__Your task__.
Retype the whole listing verbatim and keep the pictures out of it.

+++ Material provided

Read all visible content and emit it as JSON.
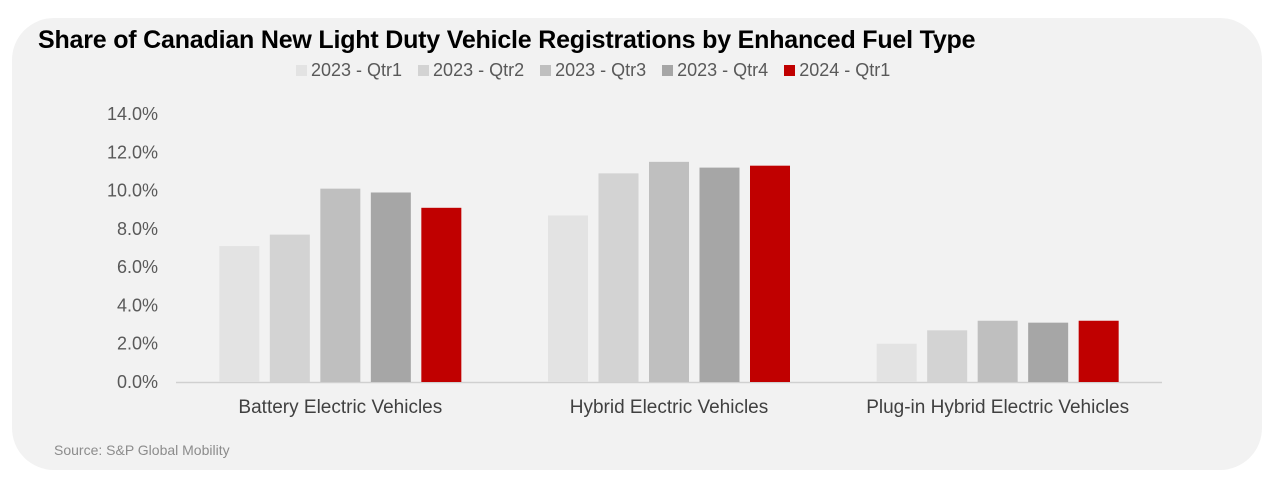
{
  "title": "Share of Canadian New Light Duty Vehicle Registrations by Enhanced Fuel Type",
  "source": "Source: S&P Global Mobility",
  "chart_data": {
    "type": "bar",
    "title": "Share of Canadian New Light Duty Vehicle Registrations by Enhanced Fuel Type",
    "xlabel": "",
    "ylabel": "",
    "categories": [
      "Battery Electric Vehicles",
      "Hybrid Electric Vehicles",
      "Plug-in Hybrid Electric Vehicles"
    ],
    "series": [
      {
        "name": "2023 - Qtr1",
        "color": "#e3e3e3",
        "values": [
          7.1,
          8.7,
          2.0
        ]
      },
      {
        "name": "2023 - Qtr2",
        "color": "#d3d3d3",
        "values": [
          7.7,
          10.9,
          2.7
        ]
      },
      {
        "name": "2023 - Qtr3",
        "color": "#bfbfbf",
        "values": [
          10.1,
          11.5,
          3.2
        ]
      },
      {
        "name": "2023 - Qtr4",
        "color": "#a6a6a6",
        "values": [
          9.9,
          11.2,
          3.1
        ]
      },
      {
        "name": "2024 - Qtr1",
        "color": "#c00000",
        "values": [
          9.1,
          11.3,
          3.2
        ]
      }
    ],
    "ylim": [
      0,
      14
    ],
    "yticks": [
      0,
      2,
      4,
      6,
      8,
      10,
      12,
      14
    ],
    "ytick_labels": [
      "0.0%",
      "2.0%",
      "4.0%",
      "6.0%",
      "8.0%",
      "10.0%",
      "12.0%",
      "14.0%"
    ],
    "grid": false,
    "legend_position": "top"
  }
}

++++++

__Result of this task__.
Read all visible content and emit it as JSON.
{
  "title": "Share of Canadian New Light Duty Vehicle Registrations by Enhanced Fuel Type",
  "source": "Source: S&P Global Mobility",
  "chart_data": {
    "type": "bar",
    "title": "Share of Canadian New Light Duty Vehicle Registrations by Enhanced Fuel Type",
    "xlabel": "",
    "ylabel": "",
    "categories": [
      "Battery Electric Vehicles",
      "Hybrid Electric Vehicles",
      "Plug-in Hybrid Electric Vehicles"
    ],
    "series": [
      {
        "name": "2023 - Qtr1",
        "color": "#e3e3e3",
        "values": [
          7.1,
          8.7,
          2.0
        ]
      },
      {
        "name": "2023 - Qtr2",
        "color": "#d3d3d3",
        "values": [
          7.7,
          10.9,
          2.7
        ]
      },
      {
        "name": "2023 - Qtr3",
        "color": "#bfbfbf",
        "values": [
          10.1,
          11.5,
          3.2
        ]
      },
      {
        "name": "2023 - Qtr4",
        "color": "#a6a6a6",
        "values": [
          9.9,
          11.2,
          3.1
        ]
      },
      {
        "name": "2024 - Qtr1",
        "color": "#c00000",
        "values": [
          9.1,
          11.3,
          3.2
        ]
      }
    ],
    "ylim": [
      0,
      14
    ],
    "yticks": [
      0,
      2,
      4,
      6,
      8,
      10,
      12,
      14
    ],
    "ytick_labels": [
      "0.0%",
      "2.0%",
      "4.0%",
      "6.0%",
      "8.0%",
      "10.0%",
      "12.0%",
      "14.0%"
    ],
    "grid": false,
    "legend_position": "top"
  }
}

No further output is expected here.